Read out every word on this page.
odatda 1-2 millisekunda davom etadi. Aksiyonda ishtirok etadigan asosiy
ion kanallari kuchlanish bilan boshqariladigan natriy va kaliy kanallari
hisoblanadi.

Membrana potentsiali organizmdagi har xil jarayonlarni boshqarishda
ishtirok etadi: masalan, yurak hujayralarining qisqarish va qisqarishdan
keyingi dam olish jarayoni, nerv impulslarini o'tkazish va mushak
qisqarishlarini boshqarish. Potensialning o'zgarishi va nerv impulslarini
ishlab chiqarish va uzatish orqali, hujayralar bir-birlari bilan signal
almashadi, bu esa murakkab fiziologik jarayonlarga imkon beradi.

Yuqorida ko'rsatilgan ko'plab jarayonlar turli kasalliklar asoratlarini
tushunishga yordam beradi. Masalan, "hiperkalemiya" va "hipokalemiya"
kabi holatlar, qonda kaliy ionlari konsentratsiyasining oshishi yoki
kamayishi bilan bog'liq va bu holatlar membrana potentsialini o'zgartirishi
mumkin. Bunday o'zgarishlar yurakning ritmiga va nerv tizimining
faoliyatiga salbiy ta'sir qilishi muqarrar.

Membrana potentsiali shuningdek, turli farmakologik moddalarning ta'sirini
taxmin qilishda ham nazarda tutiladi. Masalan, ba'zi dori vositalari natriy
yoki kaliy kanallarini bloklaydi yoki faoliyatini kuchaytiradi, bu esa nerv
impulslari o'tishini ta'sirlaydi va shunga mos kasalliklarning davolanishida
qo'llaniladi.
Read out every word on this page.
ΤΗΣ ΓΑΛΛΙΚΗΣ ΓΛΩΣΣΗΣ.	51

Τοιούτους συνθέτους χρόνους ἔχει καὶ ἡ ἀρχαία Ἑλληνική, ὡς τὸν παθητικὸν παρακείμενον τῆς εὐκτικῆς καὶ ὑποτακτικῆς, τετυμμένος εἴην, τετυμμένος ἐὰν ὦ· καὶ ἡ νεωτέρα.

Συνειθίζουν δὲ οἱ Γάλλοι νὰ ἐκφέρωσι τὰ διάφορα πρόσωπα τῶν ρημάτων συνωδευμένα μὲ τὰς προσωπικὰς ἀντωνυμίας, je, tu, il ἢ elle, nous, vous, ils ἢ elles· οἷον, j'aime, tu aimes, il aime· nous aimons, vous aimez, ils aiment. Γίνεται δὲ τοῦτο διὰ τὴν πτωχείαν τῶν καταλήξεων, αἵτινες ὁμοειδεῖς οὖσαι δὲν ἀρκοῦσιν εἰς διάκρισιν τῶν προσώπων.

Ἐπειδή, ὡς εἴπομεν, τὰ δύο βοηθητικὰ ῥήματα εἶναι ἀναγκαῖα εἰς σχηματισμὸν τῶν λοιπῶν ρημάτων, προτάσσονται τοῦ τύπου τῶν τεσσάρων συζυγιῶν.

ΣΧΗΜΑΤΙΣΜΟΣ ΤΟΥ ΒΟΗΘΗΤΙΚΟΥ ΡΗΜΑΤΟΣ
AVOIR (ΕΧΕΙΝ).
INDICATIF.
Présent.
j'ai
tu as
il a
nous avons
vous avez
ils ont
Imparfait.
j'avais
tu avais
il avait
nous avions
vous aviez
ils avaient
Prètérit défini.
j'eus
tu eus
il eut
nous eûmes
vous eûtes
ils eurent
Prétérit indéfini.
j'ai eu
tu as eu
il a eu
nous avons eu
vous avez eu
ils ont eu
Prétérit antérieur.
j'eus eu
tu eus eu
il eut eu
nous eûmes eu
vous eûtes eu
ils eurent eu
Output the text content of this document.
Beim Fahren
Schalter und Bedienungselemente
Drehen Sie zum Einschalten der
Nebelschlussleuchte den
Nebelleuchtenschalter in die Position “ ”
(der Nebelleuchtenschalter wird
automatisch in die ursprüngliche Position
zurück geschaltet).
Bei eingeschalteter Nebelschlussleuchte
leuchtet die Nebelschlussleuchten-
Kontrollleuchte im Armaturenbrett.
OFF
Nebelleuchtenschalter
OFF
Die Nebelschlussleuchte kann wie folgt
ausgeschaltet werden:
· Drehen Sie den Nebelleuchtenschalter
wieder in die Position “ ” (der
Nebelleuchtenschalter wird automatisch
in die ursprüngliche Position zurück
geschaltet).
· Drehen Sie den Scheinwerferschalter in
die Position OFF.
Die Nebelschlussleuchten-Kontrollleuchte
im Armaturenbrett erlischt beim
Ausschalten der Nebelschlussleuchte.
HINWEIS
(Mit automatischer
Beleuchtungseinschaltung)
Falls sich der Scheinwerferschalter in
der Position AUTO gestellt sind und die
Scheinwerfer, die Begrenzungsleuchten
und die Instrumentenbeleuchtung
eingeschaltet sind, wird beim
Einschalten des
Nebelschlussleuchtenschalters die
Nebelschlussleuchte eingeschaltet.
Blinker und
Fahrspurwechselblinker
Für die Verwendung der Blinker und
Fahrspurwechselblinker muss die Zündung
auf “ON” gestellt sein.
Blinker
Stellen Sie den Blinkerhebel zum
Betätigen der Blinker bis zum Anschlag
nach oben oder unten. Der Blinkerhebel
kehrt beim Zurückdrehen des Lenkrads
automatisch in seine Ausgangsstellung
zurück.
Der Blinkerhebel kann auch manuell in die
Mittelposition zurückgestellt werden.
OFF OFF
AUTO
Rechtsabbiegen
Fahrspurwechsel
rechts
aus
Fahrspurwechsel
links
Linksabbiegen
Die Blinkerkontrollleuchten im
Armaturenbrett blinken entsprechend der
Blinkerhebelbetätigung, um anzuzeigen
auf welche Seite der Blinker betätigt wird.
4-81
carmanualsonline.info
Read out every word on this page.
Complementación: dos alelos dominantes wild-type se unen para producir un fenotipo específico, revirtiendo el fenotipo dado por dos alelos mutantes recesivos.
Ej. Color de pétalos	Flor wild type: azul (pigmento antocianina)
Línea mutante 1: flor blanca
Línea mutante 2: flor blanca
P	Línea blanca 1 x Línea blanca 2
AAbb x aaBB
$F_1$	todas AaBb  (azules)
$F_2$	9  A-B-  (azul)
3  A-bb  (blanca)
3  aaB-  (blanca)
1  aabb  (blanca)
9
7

***

* _CHALLENGE_
Print all the data exactly.

* _TASK ANSWER_
Read out every word on this page.
odatda 1-2 millisekunda davom etadi. Aksiyonda ishtirok etadigan asosiy
ion kanallari kuchlanish bilan boshqariladigan natriy va kaliy kanallari
hisoblanadi.

Membrana potentsiali organizmdagi har xil jarayonlarni boshqarishda
ishtirok etadi: masalan, yurak hujayralarining qisqarish va qisqarishdan
keyingi dam olish jarayoni, nerv impulslarini o'tkazish va mushak
qisqarishlarini boshqarish. Potensialning o'zgarishi va nerv impulslarini
ishlab chiqarish va uzatish orqali, hujayralar bir-birlari bilan signal
almashadi, bu esa murakkab fiziologik jarayonlarga imkon beradi.

Yuqorida ko'rsatilgan ko'plab jarayonlar turli kasalliklar asoratlarini
tushunishga yordam beradi. Masalan, "hiperkalemiya" va "hipokalemiya"
kabi holatlar, qonda kaliy ionlari konsentratsiyasining oshishi yoki
kamayishi bilan bog'liq va bu holatlar membrana potentsialini o'zgartirishi
mumkin. Bunday o'zgarishlar yurakning ritmiga va nerv tizimining
faoliyatiga salbiy ta'sir qilishi muqarrar.

Membrana potentsiali shuningdek, turli farmakologik moddalarning ta'sirini
taxmin qilishda ham nazarda tutiladi. Masalan, ba'zi dori vositalari natriy
yoki kaliy kanallarini bloklaydi yoki faoliyatini kuchaytiradi, bu esa nerv
impulslari o'tishini ta'sirlaydi va shunga mos kasalliklarning davolanishida
qo'llaniladi.
Read out every word on this page.
ΤΗΣ ΓΑΛΛΙΚΗΣ ΓΛΩΣΣΗΣ.	51

Τοιούτους συνθέτους χρόνους ἔχει καὶ ἡ ἀρχαία Ἑλληνική, ὡς τὸν παθητικὸν παρακείμενον τῆς εὐκτικῆς καὶ ὑποτακτικῆς, τετυμμένος εἴην, τετυμμένος ἐὰν ὦ· καὶ ἡ νεωτέρα.

Συνειθίζουν δὲ οἱ Γάλλοι νὰ ἐκφέρωσι τὰ διάφορα πρόσωπα τῶν ρημάτων συνωδευμένα μὲ τὰς προσωπικὰς ἀντωνυμίας, je, tu, il ἢ elle, nous, vous, ils ἢ elles· οἷον, j'aime, tu aimes, il aime· nous aimons, vous aimez, ils aiment. Γίνεται δὲ τοῦτο διὰ τὴν πτωχείαν τῶν καταλήξεων, αἵτινες ὁμοειδεῖς οὖσαι δὲν ἀρκοῦσιν εἰς διάκρισιν τῶν προσώπων.

Ἐπειδή, ὡς εἴπομεν, τὰ δύο βοηθητικὰ ῥήματα εἶναι ἀναγκαῖα εἰς σχηματισμὸν τῶν λοιπῶν ρημάτων, προτάσσονται τοῦ τύπου τῶν τεσσάρων συζυγιῶν.

ΣΧΗΜΑΤΙΣΜΟΣ ΤΟΥ ΒΟΗΘΗΤΙΚΟΥ ΡΗΜΑΤΟΣ
AVOIR (ΕΧΕΙΝ).
INDICATIF.
Présent.
j'ai
tu as
il a
nous avons
vous avez
ils ont
Imparfait.
j'avais
tu avais
il avait
nous avions
vous aviez
ils avaient
Prètérit défini.
j'eus
tu eus
il eut
nous eûmes
vous eûtes
ils eurent
Prétérit indéfini.
j'ai eu
tu as eu
il a eu
nous avons eu
vous avez eu
ils ont eu
Prétérit antérieur.
j'eus eu
tu eus eu
il eut eu
nous eûmes eu
vous eûtes eu
ils eurent eu
Output the text content of this document.
Beim Fahren
Schalter und Bedienungselemente
Drehen Sie zum Einschalten der
Nebelschlussleuchte den
Nebelleuchtenschalter in die Position “ ”
(der Nebelleuchtenschalter wird
automatisch in die ursprüngliche Position
zurück geschaltet).
Bei eingeschalteter Nebelschlussleuchte
leuchtet die Nebelschlussleuchten-
Kontrollleuchte im Armaturenbrett.
OFF
Nebelleuchtenschalter
OFF
Die Nebelschlussleuchte kann wie folgt
ausgeschaltet werden:
· Drehen Sie den Nebelleuchtenschalter
wieder in die Position “ ” (der
Nebelleuchtenschalter wird automatisch
in die ursprüngliche Position zurück
geschaltet).
· Drehen Sie den Scheinwerferschalter in
die Position OFF.
Die Nebelschlussleuchten-Kontrollleuchte
im Armaturenbrett erlischt beim
Ausschalten der Nebelschlussleuchte.
HINWEIS
(Mit automatischer
Beleuchtungseinschaltung)
Falls sich der Scheinwerferschalter in
der Position AUTO gestellt sind und die
Scheinwerfer, die Begrenzungsleuchten
und die Instrumentenbeleuchtung
eingeschaltet sind, wird beim
Einschalten des
Nebelschlussleuchtenschalters die
Nebelschlussleuchte eingeschaltet.
Blinker und
Fahrspurwechselblinker
Für die Verwendung der Blinker und
Fahrspurwechselblinker muss die Zündung
auf “ON” gestellt sein.
Blinker
Stellen Sie den Blinkerhebel zum
Betätigen der Blinker bis zum Anschlag
nach oben oder unten. Der Blinkerhebel
kehrt beim Zurückdrehen des Lenkrads
automatisch in seine Ausgangsstellung
zurück.
Der Blinkerhebel kann auch manuell in die
Mittelposition zurückgestellt werden.
OFF OFF
AUTO
Rechtsabbiegen
Fahrspurwechsel
rechts
aus
Fahrspurwechsel
links
Linksabbiegen
Die Blinkerkontrollleuchten im
Armaturenbrett blinken entsprechend der
Blinkerhebelbetätigung, um anzuzeigen
auf welche Seite der Blinker betätigt wird.
4-81
carmanualsonline.info
Read out every word on this page.
Complementación: dos alelos dominantes wild-type se unen para producir un fenotipo específico, revirtiendo el fenotipo dado por dos alelos mutantes recesivos.
Ej. Color de pétalos	Flor wild type: azul (pigmento antocianina)
Línea mutante 1: flor blanca
Línea mutante 2: flor blanca
P	Línea blanca 1 x Línea blanca 2
AAbb x aaBB
$F_1$	todas AaBb  (azules)
$F_2$	9  A-B-  (azul)
3  A-bb  (blanca)
3  aaB-  (blanca)
1  aabb  (blanca)
9
7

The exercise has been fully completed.